--- Stored data ---
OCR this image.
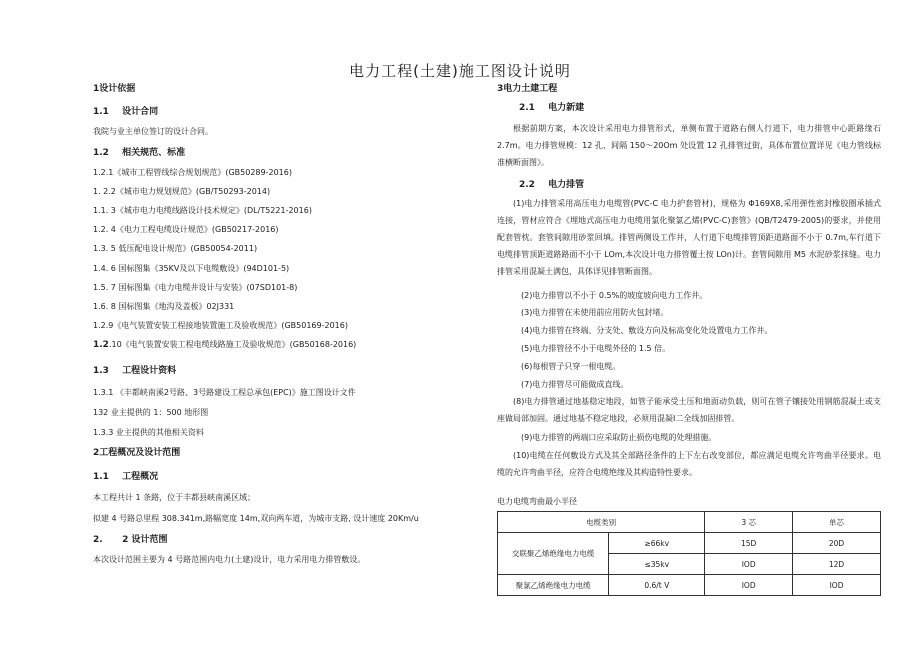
电力工程(土建)施工图设计说明
1设计依据
1.1 设计合同
我院与业主单位签订的设计合同。
1.2 相关规范、标准
1.2.1《城市工程管线综合规划规范》(GB50289-2016)
1. 2.2《城市电力规划规范》(GB/T50293-2014)
1.1. 3《城市电力电缆线路设计技术规定》(DL/T5221-2016)
1.2. 4《电力工程电缆设计规范》(GB50217-2016)
1.3. 5 低压配电设计规范》(GB50054-2011)
1.4. 6 国标图集《35KV及以下电缆敷设》(94D101-5)
1.5. 7 国标图集《电力电缆井设计与安装》(07SD101-8)
1.6. 8 国标图集《地沟及盖板》02J331
1.2.9《电气装置安装工程接地装置施工及验收规范》(GB50169-2016)
1.2.10《电气装置安装工程电缆线路施工及验收规范》(GB50168-2016)
1.3 工程设计资料
1.3.1 《丰都峡南溪2号路、3号路建设工程总承包(EPC)》施工图设计文件
132 业主提供的 1：500 地形图
1.3.3 业主提供的其他相关资料
2工程概况及设计范围
1.1 工程概况
本工程共计 1 条路，位于丰都县峡南溪区域；
拟建 4 号路总里程 308.341m,路幅宽度 14m,双向两车道，为城市支路, 设计速度 20Km/u
2. 2 设计范围
本次设计范围主要为 4 号路范围内电力(土建)设计，电力采用电力排管敷设。
3电力土建工程
2.1 电力新建
根据前期方案，本次设计采用电力排管形式，单侧布置于道路右侧人行道下，电力排管中心距路缘石 2.7m。电力排管规模：12 孔，间隔 150～20Om 处设置 12 孔排管过街，具体布置位置详见《电力管线标准横断面图》。
2.2 电力排管
(1)电力排管采用高压电力电缆管(PVC-C 电力护套管材)，规格为 Φ169X8,采用弹性密封橡胶圈承插式连接，管材应符合《埋地式高压电力电缆用氯化聚氯乙烯(PVC-C)套管》(QB/T2479-2005)的要求，并使用配套管枕。套管间隙用砂浆回填。排管两侧设工作井，人行道下电缆排管顶距道路面不小于 0.7m,车行道下电缆排管顶距道路路面不小于 LOm,本次设计电力排管覆土按 LOn)计。套管间隙用 M5 水泥砂浆抹缝。电力排管采用混凝土满包，具体详见排管断面图。
(2)电力排管以不小于 0.5%的坡度坡向电力工作井。
(3)电力排管在未使用前应用防火包封堵。
(4)电力排管在终端、分支处、敷设方向及标高变化处设置电力工作井。
(5)电力排管径不小于电缆外径的 1.5 倍。
(6)每根管子只穿一根电缆。
(7)电力排管尽可能做成直线。
(8)电力排管通过地基稳定地段，如管子能承受土压和地面动负载，则可在管子镶接处用钢筋混凝土或支座做局部加固。通过地基不稳定地段，必须用混凝I二全线加固排管。
(9)电力排管的两端口应采取防止损伤电缆的处理措施。
(10)电缆在任何敷设方式及其全部路径条件的上下左右改变部位，都应满足电缆允许弯曲半径要求。电缆的允许弯曲半径，应符合电缆绝缘及其构造特性要求。
电力电缆弯曲最小半径
电缆类别		3 芯	单芯
交联聚乙烯绝缘电力电缆	≥66kv	15D	20D
	≤35kv	IOD	12D
聚氯乙烯绝缘电力电缆	0.6/t V	IOD	IOD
---
[Given instruction] Collect every line from the records above that contains the word "国标图集".

[Task output]
1.4. 6 国标图集《35KV及以下电缆敷设》(94D101-5)
1.5. 7 国标图集《电力电缆井设计与安装》(07SD101-8)
1.6. 8 国标图集《地沟及盖板》02J331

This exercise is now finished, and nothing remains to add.